EXERCISE DETAILS ::
Look through the entries below and count the lines with the word "title" in them; give only the number.

-------- SOURCE MATERIAL --------

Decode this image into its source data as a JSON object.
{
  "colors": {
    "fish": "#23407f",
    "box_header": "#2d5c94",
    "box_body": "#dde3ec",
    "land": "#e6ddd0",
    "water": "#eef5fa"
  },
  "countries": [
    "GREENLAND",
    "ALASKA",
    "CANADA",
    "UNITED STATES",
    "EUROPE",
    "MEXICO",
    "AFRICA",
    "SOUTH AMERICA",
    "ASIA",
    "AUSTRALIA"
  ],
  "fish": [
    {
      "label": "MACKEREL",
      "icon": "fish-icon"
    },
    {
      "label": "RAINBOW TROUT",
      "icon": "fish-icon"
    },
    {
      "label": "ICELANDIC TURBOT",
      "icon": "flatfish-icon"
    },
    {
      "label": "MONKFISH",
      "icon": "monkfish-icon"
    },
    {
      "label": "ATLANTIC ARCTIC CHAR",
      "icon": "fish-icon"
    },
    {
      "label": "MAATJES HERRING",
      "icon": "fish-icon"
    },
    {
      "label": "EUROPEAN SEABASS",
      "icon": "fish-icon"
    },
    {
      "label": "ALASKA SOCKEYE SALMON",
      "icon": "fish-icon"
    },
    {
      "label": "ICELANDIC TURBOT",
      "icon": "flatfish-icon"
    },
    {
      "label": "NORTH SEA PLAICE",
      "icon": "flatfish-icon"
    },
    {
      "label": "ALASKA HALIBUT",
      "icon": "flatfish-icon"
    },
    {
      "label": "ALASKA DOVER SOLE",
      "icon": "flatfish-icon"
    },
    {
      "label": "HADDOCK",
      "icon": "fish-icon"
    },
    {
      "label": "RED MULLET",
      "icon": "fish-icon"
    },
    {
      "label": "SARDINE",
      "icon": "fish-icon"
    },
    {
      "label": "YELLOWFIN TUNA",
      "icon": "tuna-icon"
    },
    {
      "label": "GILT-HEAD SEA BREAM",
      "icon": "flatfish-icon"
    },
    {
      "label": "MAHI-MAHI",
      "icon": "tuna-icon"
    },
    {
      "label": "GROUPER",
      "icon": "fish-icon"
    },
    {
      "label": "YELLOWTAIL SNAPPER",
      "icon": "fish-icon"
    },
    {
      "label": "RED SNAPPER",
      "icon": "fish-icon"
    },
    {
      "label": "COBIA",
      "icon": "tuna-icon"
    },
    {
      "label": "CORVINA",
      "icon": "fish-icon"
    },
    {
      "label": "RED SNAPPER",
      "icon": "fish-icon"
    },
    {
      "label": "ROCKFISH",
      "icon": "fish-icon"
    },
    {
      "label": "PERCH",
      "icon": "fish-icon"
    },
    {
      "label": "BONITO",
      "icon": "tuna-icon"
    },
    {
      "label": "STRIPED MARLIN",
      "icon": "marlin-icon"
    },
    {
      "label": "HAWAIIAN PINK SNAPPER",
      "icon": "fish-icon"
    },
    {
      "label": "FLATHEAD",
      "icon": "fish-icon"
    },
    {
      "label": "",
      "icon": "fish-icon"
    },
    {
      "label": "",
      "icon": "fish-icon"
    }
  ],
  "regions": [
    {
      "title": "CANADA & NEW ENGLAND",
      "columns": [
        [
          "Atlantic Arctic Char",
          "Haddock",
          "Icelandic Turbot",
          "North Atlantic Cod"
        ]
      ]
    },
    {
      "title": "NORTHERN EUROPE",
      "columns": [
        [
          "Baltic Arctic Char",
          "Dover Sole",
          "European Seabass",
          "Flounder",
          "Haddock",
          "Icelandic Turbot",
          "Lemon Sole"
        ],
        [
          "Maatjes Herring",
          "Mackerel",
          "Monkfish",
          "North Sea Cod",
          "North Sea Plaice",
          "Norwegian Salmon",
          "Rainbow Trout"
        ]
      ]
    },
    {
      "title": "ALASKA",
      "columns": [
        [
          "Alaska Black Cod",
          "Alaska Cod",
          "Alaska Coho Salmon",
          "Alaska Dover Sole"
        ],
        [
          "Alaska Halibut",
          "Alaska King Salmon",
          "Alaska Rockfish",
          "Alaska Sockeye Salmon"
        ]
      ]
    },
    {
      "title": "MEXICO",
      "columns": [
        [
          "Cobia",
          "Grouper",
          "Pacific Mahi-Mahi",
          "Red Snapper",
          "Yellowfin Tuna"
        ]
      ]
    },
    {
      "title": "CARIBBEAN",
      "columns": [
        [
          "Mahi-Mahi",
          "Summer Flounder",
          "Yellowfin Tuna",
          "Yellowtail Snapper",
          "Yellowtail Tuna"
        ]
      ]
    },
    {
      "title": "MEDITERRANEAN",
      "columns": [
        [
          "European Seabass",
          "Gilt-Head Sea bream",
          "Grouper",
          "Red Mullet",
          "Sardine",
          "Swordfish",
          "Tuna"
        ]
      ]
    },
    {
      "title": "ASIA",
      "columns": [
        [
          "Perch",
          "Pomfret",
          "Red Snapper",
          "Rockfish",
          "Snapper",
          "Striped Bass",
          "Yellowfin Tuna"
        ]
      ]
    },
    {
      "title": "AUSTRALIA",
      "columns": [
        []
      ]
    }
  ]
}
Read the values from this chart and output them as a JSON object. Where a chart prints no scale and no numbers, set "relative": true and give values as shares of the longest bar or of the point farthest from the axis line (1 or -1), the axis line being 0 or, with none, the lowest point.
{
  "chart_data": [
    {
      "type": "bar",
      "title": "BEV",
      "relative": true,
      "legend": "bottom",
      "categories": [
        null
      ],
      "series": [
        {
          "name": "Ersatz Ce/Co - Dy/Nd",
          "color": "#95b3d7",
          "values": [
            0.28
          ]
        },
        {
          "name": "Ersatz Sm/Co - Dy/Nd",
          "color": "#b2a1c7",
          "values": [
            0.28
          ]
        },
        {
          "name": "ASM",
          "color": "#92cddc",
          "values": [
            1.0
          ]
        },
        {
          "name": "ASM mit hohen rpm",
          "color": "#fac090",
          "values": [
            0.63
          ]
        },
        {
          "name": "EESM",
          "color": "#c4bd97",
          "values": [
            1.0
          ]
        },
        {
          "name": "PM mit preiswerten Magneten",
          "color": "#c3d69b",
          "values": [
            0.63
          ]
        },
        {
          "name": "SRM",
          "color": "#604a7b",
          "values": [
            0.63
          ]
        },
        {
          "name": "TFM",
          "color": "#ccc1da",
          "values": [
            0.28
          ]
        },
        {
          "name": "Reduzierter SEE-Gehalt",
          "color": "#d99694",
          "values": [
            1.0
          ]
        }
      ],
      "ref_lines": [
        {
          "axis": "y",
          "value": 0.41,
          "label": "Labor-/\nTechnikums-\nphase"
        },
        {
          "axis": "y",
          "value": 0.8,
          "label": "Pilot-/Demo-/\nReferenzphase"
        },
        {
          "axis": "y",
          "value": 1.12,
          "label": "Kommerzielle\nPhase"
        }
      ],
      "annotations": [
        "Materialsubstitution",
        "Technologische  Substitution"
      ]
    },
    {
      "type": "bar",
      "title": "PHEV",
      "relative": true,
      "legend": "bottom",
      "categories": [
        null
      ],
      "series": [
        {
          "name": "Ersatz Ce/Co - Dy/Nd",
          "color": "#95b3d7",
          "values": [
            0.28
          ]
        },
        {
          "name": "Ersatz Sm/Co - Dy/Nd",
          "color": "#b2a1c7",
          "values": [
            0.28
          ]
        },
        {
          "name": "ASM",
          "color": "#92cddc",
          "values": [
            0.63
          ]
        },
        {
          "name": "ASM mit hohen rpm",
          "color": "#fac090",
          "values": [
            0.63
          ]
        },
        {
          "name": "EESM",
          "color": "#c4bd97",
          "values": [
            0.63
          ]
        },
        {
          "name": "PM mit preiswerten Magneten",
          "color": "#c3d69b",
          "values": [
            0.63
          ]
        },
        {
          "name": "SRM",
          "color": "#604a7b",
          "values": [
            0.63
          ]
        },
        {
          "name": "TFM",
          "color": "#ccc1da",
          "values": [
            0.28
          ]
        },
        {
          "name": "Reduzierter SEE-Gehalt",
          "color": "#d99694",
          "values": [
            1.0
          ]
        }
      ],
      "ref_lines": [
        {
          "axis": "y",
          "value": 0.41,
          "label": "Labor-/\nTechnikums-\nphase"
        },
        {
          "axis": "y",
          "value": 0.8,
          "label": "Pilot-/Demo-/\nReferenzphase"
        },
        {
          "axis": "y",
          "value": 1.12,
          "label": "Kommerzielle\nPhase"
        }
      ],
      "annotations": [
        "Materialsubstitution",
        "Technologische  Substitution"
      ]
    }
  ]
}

--------

WRITTEN SOLUTION ::
10